↓↓↓
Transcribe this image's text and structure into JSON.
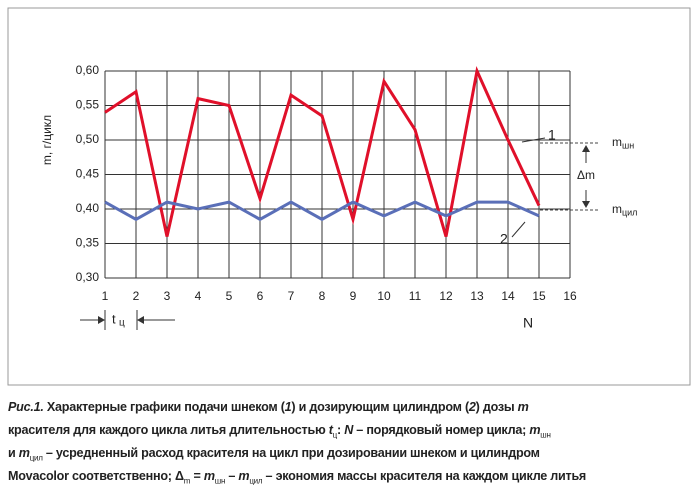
{
  "chart_data": {
    "type": "line",
    "y_label": "m, г/цикл",
    "x": [
      1,
      2,
      3,
      4,
      5,
      6,
      7,
      8,
      9,
      10,
      11,
      12,
      13,
      14,
      15
    ],
    "series": [
      {
        "name": "1",
        "color": "#e0102a",
        "values": [
          0.54,
          0.57,
          0.36,
          0.56,
          0.55,
          0.415,
          0.565,
          0.535,
          0.385,
          0.585,
          0.515,
          0.36,
          0.6,
          0.5,
          0.405
        ]
      },
      {
        "name": "2",
        "color": "#5a6fb8",
        "values": [
          0.41,
          0.385,
          0.41,
          0.4,
          0.41,
          0.385,
          0.41,
          0.385,
          0.41,
          0.39,
          0.41,
          0.39,
          0.41,
          0.41,
          0.39
        ]
      }
    ],
    "xlim": [
      1,
      16
    ],
    "xticks": [
      1,
      2,
      3,
      4,
      5,
      6,
      7,
      8,
      9,
      10,
      11,
      12,
      13,
      14,
      15,
      16
    ],
    "ylim": [
      0.3,
      0.6
    ],
    "yticks": [
      {
        "value": 0.3,
        "label": "0,30"
      },
      {
        "value": 0.35,
        "label": "0,35"
      },
      {
        "value": 0.4,
        "label": "0,40"
      },
      {
        "value": 0.45,
        "label": "0,45"
      },
      {
        "value": 0.5,
        "label": "0,50"
      },
      {
        "value": 0.55,
        "label": "0,55"
      },
      {
        "value": 0.6,
        "label": "0,60"
      }
    ],
    "grid": true,
    "labels": {
      "m_top": "m",
      "m_top_sub": "шн",
      "delta": "Δm",
      "m_bot": "m",
      "m_bot_sub": "цил",
      "x_label": "N",
      "period": "t",
      "period_sub": "ц"
    }
  },
  "caption": {
    "lines": [
      [
        "Рис.1.",
        " Характерные графики подачи шнеком (",
        "1",
        ") и дозирующим цилиндром (",
        "2",
        ") дозы ",
        "m"
      ],
      [
        "красителя для каждого цикла литья длительностью ",
        "t",
        "ц",
        ": ",
        "N",
        " – порядковый номер цикла; ",
        "m",
        "шн"
      ],
      [
        "и ",
        "m",
        "цил",
        " – усредненный расход красителя на цикл при дозировании шнеком и цилиндром"
      ],
      [
        "Movacolor соответственно; Δ",
        "m",
        " = ",
        "m",
        "шн",
        " – ",
        "m",
        "цил",
        " – экономия массы красителя на каждом цикле литья"
      ]
    ]
  }
}
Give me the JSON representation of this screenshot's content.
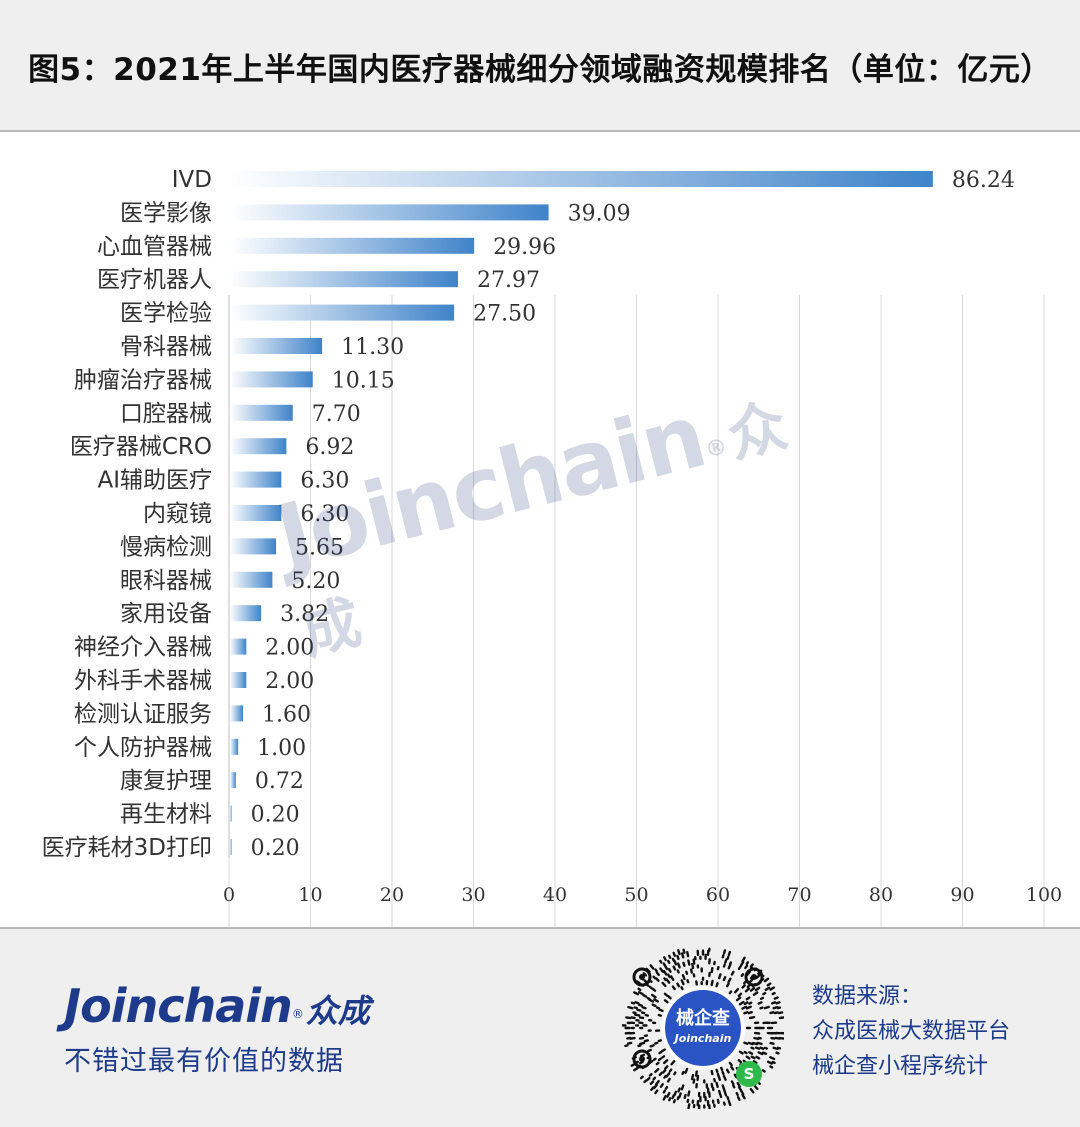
↑↑↑
The problem
Leave the pictures out and copy the rest of the data exactly.

The response
Transcribe this image's text and structure into JSON.
{
  "chart_data": {
    "type": "line",
    "y_label": "m, г/цикл",
    "x": [
      1,
      2,
      3,
      4,
      5,
      6,
      7,
      8,
      9,
      10,
      11,
      12,
      13,
      14,
      15
    ],
    "series": [
      {
        "name": "1",
        "color": "#e0102a",
        "values": [
          0.54,
          0.57,
          0.36,
          0.56,
          0.55,
          0.415,
          0.565,
          0.535,
          0.385,
          0.585,
          0.515,
          0.36,
          0.6,
          0.5,
          0.405
        ]
      },
      {
        "name": "2",
        "color": "#5a6fb8",
        "values": [
          0.41,
          0.385,
          0.41,
          0.4,
          0.41,
          0.385,
          0.41,
          0.385,
          0.41,
          0.39,
          0.41,
          0.39,
          0.41,
          0.41,
          0.39
        ]
      }
    ],
    "xlim": [
      1,
      16
    ],
    "xticks": [
      1,
      2,
      3,
      4,
      5,
      6,
      7,
      8,
      9,
      10,
      11,
      12,
      13,
      14,
      15,
      16
    ],
    "ylim": [
      0.3,
      0.6
    ],
    "yticks": [
      {
        "value": 0.3,
        "label": "0,30"
      },
      {
        "value": 0.35,
        "label": "0,35"
      },
      {
        "value": 0.4,
        "label": "0,40"
      },
      {
        "value": 0.45,
        "label": "0,45"
      },
      {
        "value": 0.5,
        "label": "0,50"
      },
      {
        "value": 0.55,
        "label": "0,55"
      },
      {
        "value": 0.6,
        "label": "0,60"
      }
    ],
    "grid": true,
    "labels": {
      "m_top": "m",
      "m_top_sub": "шн",
      "delta": "Δm",
      "m_bot": "m",
      "m_bot_sub": "цил",
      "x_label": "N",
      "period": "t",
      "period_sub": "ц"
    }
  },
  "caption": {
    "lines": [
      [
        "Рис.1.",
        " Характерные графики подачи шнеком (",
        "1",
        ") и дозирующим цилиндром (",
        "2",
        ") дозы ",
        "m"
      ],
      [
        "красителя для каждого цикла литья длительностью ",
        "t",
        "ц",
        ": ",
        "N",
        " – порядковый номер цикла; ",
        "m",
        "шн"
      ],
      [
        "и ",
        "m",
        "цил",
        " – усредненный расход красителя на цикл при дозировании шнеком и цилиндром"
      ],
      [
        "Movacolor соответственно; Δ",
        "m",
        " = ",
        "m",
        "шн",
        " – ",
        "m",
        "цил",
        " – экономия массы красителя на каждом цикле литья"
      ]
    ]
  }
}
Give me the JSON representation of this screenshot's content.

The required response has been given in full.